Page text →

Bullying can be all around us

The life of a bully is not one of self-confidence or even happiness, it is a life filled with fear of not fitting in, not being accepted for who they are or the type of person they truly want to be. The life of a bully is one of restless discontent and an uncertainty of when they will be faced with someone just a little bigger, a little tougher, a little meaner and yes, even a bigger bully than they.

Does this sound like someone you know? After all, bullies come in all shapes, sizes, genders and walks of life. They can be highly educated or a high school drop-out, a politician, or a business person, they can work with you, work for you, or supervise you, they can live next door, and even be a member of your own family.

When many of us think of bullying, we think first of the student, the young and the vulnerable. But what about bullying in the workplace? According to a National Survey reported by the Workplace Bullying Institute’s Gary Namie, PhD, Research Director and Research Assistants: Daniel Christensen & David Phillips, workplace bullying was defined as “repeated mistreatment, intimidation, work sabotage, or verbal abuse.”

Statistics show that 27 percent of individuals have current or past direct experiences with abusive conduct at work. Another 72 percent of the American public are aware of workplace bullying, however, that same percentage either deny, discount, encourage, rationalize or defend bullying and 93 percent of the respondents surveyed support the enactment of the Healthy Workplace Bill, but few take any action to see that it is enforced.

Given request 1 →
Answer these questions from the text on bullying, giving each answer on its own line marked like its question.
(a) Where can bullies live, according to the text?
(b) How did the National Survey define workplace bullying?
(c) What percentage of respondents surveyed support the enactment of the Healthy Workplace Bill?
Given request 2 → Continue the text on bullying, picking up after its final sentence.

Given information →
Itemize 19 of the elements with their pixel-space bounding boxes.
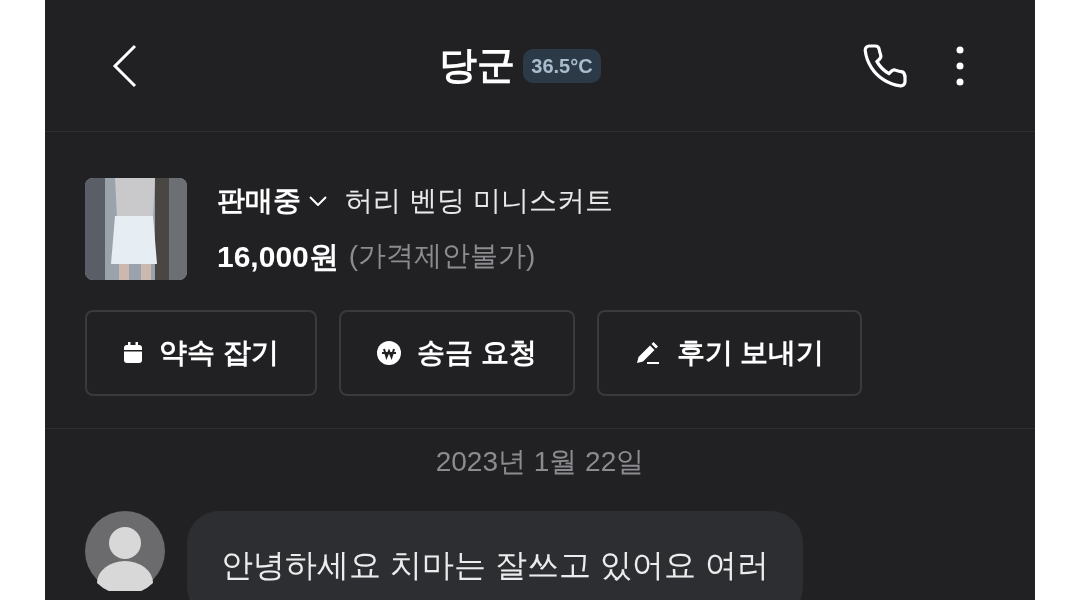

Exercise response 1 →
(a) They can live next door and can even be a member of your own family.
(b) As "repeated mistreatment, intimidation, work sabotage, or verbal abuse."
(c) 93 percent.

Exercise response 2 →
Not ironically, in the workplace, the majority of bullies were reported to be supervisors and bosses. A common link between the workplace bully and the bully in the school is that they bully the same type of individual; the timid, the shy, the cooperative and agreeable. While 37 percent of the victims of bullying is considered to be compassionate and kind, with 19 percent considered cooperative, and 22 percent agreeable; 6 percent are they themselves abusive as well.

The victim of bullying often is faced with agonizing consequences. In the case of our young people, those choices often lead to the unthinkable – self harm and eventual suicide. We learned just this past week of another young person who could no longer take the abuse of a bully. A 14-year old freshman attending school in North Carolina took his own life due to bullying.

In the workplace, statistics show a significant impact on employee health, absenteeism, and productivity. According to the Workplace Bullying Institute, 71 percent of workplace targets were treated by a physician for anxiety (80 percent), depression (49 percent) and PTSD (30 percent); 29 percent considered suicide and half that rate actually followed through.

If these numbers don’t alarm you, maybe they should. We are losing our young people daily to this problem, and the long-term effects on young adults’ mental health carry over into the workplace. Productivity suffers when our employees are not well or feeling anxious and ill- equipped to deal with a supervisor who is a bully.

In our schools, one in three students report being bullied during the school year. Cyberbullying accounts for 43 percent, but more than 33 percent report one-on-one bullying. Ironically, those who see bullying happening are reluctant to intervene; they don’t want to get involved.

This same principle is almost identical in the workplace, co-workers walk away for fear of being bullied themselves or being victims of retaliation. This has been proven to be the wrong thing to do. Once the bystander, fellow student or co-worker intervenes the bullying stops within 10 seconds 57 percent of the time according to the U.S. Department of Health and Human Services. Standing by, or walking away is not the answer – we must stop the bully and their bullying, and it will take every one of us to do so. In the case of the young man in North Carolina, his fellow students were aware of the bullying, they didn’t want to get involved.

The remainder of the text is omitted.